[BEGIN Supplied data]
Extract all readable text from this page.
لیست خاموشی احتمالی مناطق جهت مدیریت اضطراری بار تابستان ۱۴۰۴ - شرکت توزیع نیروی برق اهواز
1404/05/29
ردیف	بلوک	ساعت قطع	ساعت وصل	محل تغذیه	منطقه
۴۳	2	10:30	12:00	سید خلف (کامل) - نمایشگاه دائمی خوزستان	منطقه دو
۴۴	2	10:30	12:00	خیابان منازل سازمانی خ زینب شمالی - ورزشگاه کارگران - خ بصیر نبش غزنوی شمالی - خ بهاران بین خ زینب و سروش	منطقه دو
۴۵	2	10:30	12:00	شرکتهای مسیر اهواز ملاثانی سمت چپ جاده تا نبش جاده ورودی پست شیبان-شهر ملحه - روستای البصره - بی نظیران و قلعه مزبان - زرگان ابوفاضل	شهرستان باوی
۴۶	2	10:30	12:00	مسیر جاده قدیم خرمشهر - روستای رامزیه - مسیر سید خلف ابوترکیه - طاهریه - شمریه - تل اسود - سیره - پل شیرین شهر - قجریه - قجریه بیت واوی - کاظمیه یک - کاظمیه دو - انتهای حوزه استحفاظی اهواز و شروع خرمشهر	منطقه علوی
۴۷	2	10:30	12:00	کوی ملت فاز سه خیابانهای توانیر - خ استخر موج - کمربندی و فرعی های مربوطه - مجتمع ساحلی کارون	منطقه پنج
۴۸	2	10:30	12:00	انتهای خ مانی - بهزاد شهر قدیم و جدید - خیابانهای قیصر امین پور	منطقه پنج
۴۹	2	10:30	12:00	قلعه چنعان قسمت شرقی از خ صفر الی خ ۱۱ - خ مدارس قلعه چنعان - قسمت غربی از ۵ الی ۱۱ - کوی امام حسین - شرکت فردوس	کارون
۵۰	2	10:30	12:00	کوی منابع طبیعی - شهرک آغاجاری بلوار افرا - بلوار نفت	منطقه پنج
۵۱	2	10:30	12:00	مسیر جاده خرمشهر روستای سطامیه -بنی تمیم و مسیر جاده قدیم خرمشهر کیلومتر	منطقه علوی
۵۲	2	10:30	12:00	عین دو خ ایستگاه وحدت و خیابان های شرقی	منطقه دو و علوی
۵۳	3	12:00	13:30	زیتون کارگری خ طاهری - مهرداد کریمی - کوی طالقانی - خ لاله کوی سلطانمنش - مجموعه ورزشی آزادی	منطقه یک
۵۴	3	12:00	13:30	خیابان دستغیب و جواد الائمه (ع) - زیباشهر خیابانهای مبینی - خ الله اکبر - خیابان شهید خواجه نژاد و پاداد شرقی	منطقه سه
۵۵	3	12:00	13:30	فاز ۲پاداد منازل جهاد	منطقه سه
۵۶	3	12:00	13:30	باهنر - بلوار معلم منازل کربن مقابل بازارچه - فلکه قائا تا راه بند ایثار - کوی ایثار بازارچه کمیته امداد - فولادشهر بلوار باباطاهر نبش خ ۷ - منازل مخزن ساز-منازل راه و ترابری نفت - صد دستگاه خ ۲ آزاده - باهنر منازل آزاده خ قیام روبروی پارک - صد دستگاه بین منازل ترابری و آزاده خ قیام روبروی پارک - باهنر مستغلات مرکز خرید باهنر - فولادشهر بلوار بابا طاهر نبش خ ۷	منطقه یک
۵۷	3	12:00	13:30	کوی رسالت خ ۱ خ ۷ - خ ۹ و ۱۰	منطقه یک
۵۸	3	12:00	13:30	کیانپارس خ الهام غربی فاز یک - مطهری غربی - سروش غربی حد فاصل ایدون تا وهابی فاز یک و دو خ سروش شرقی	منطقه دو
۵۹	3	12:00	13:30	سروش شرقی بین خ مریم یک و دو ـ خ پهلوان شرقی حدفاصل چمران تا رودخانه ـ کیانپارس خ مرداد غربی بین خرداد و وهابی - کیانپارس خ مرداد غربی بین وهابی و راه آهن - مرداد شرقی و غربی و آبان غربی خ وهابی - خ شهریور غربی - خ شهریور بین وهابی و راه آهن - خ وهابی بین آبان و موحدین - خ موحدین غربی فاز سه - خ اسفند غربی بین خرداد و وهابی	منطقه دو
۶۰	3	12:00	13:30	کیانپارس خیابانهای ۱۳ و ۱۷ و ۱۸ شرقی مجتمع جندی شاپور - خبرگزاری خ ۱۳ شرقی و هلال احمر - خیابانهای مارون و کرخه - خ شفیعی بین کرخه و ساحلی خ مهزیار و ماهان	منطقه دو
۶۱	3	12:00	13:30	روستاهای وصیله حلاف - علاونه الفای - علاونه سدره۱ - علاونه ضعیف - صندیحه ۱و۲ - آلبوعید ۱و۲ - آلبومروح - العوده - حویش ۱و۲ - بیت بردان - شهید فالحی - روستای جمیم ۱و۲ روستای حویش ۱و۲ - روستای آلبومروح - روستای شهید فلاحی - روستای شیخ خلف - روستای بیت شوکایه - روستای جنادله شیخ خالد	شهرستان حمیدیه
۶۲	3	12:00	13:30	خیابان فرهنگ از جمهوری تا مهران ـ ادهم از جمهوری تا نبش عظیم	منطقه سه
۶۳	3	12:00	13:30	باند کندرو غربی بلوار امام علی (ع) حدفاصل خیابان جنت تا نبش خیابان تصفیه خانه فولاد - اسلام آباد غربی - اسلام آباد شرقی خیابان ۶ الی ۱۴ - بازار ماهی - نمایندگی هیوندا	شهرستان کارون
[END Supplied data]
Stated goal: Each entry above needs to be retyped exactly.

Reply:
Extract all readable text from this page.
لیست خاموشی احتمالی مناطق جهت مدیریت اضطراری بار تابستان ۱۴۰۴ - شرکت توزیع نیروی برق اهواز
1404/05/29
ردیف	بلوک	ساعت قطع	ساعت وصل	محل تغذیه	منطقه
۴۳	2	10:30	12:00	سید خلف (کامل) - نمایشگاه دائمی خوزستان	منطقه دو
۴۴	2	10:30	12:00	خیابان منازل سازمانی خ زینب شمالی - ورزشگاه کارگران - خ بصیر نبش غزنوی شمالی - خ بهاران بین خ زینب و سروش	منطقه دو
۴۵	2	10:30	12:00	شرکتهای مسیر اهواز ملاثانی سمت چپ جاده تا نبش جاده ورودی پست شیبان-شهر ملحه - روستای البصره - بی نظیران و قلعه مزبان - زرگان ابوفاضل	شهرستان باوی
۴۶	2	10:30	12:00	مسیر جاده قدیم خرمشهر - روستای رامزیه - مسیر سید خلف ابوترکیه - طاهریه - شمریه - تل اسود - سیره - پل شیرین شهر - قجریه - قجریه بیت واوی - کاظمیه یک - کاظمیه دو - انتهای حوزه استحفاظی اهواز و شروع خرمشهر	منطقه علوی
۴۷	2	10:30	12:00	کوی ملت فاز سه خیابانهای توانیر - خ استخر موج - کمربندی و فرعی های مربوطه - مجتمع ساحلی کارون	منطقه پنج
۴۸	2	10:30	12:00	انتهای خ مانی - بهزاد شهر قدیم و جدید - خیابانهای قیصر امین پور	منطقه پنج
۴۹	2	10:30	12:00	قلعه چنعان قسمت شرقی از خ صفر الی خ ۱۱ - خ مدارس قلعه چنعان - قسمت غربی از ۵ الی ۱۱ - کوی امام حسین - شرکت فردوس	کارون
۵۰	2	10:30	12:00	کوی منابع طبیعی - شهرک آغاجاری بلوار افرا - بلوار نفت	منطقه پنج
۵۱	2	10:30	12:00	مسیر جاده خرمشهر روستای سطامیه -بنی تمیم و مسیر جاده قدیم خرمشهر کیلومتر	منطقه علوی
۵۲	2	10:30	12:00	عین دو خ ایستگاه وحدت و خیابان های شرقی	منطقه دو و علوی
۵۳	3	12:00	13:30	زیتون کارگری خ طاهری - مهرداد کریمی - کوی طالقانی - خ لاله کوی سلطانمنش - مجموعه ورزشی آزادی	منطقه یک
۵۴	3	12:00	13:30	خیابان دستغیب و جواد الائمه (ع) - زیباشهر خیابانهای مبینی - خ الله اکبر - خیابان شهید خواجه نژاد و پاداد شرقی	منطقه سه
۵۵	3	12:00	13:30	فاز ۲پاداد منازل جهاد	منطقه سه
۵۶	3	12:00	13:30	باهنر - بلوار معلم منازل کربن مقابل بازارچه - فلکه قائا تا راه بند ایثار - کوی ایثار بازارچه کمیته امداد - فولادشهر بلوار باباطاهر نبش خ ۷ - منازل مخزن ساز-منازل راه و ترابری نفت - صد دستگاه خ ۲ آزاده - باهنر منازل آزاده خ قیام روبروی پارک - صد دستگاه بین منازل ترابری و آزاده خ قیام روبروی پارک - باهنر مستغلات مرکز خرید باهنر - فولادشهر بلوار بابا طاهر نبش خ ۷	منطقه یک
۵۷	3	12:00	13:30	کوی رسالت خ ۱ خ ۷ - خ ۹ و ۱۰	منطقه یک
۵۸	3	12:00	13:30	کیانپارس خ الهام غربی فاز یک - مطهری غربی - سروش غربی حد فاصل ایدون تا وهابی فاز یک و دو خ سروش شرقی	منطقه دو
۵۹	3	12:00	13:30	سروش شرقی بین خ مریم یک و دو ـ خ پهلوان شرقی حدفاصل چمران تا رودخانه ـ کیانپارس خ مرداد غربی بین خرداد و وهابی - کیانپارس خ مرداد غربی بین وهابی و راه آهن - مرداد شرقی و غربی و آبان غربی خ وهابی - خ شهریور غربی - خ شهریور بین وهابی و راه آهن - خ وهابی بین آبان و موحدین - خ موحدین غربی فاز سه - خ اسفند غربی بین خرداد و وهابی	منطقه دو
۶۰	3	12:00	13:30	کیانپارس خیابانهای ۱۳ و ۱۷ و ۱۸ شرقی مجتمع جندی شاپور - خبرگزاری خ ۱۳ شرقی و هلال احمر - خیابانهای مارون و کرخه - خ شفیعی بین کرخه و ساحلی خ مهزیار و ماهان	منطقه دو
۶۱	3	12:00	13:30	روستاهای وصیله حلاف - علاونه الفای - علاونه سدره۱ - علاونه ضعیف - صندیحه ۱و۲ - آلبوعید ۱و۲ - آلبومروح - العوده - حویش ۱و۲ - بیت بردان - شهید فالحی - روستای جمیم ۱و۲ روستای حویش ۱و۲ - روستای آلبومروح - روستای شهید فلاحی - روستای شیخ خلف - روستای بیت شوکایه - روستای جنادله شیخ خالد	شهرستان حمیدیه
۶۲	3	12:00	13:30	خیابان فرهنگ از جمهوری تا مهران ـ ادهم از جمهوری تا نبش عظیم	منطقه سه
۶۳	3	12:00	13:30	باند کندرو غربی بلوار امام علی (ع) حدفاصل خیابان جنت تا نبش خیابان تصفیه خانه فولاد - اسلام آباد غربی - اسلام آباد شرقی خیابان ۶ الی ۱۴ - بازار ماهی - نمایندگی هیوندا	شهرستان کارون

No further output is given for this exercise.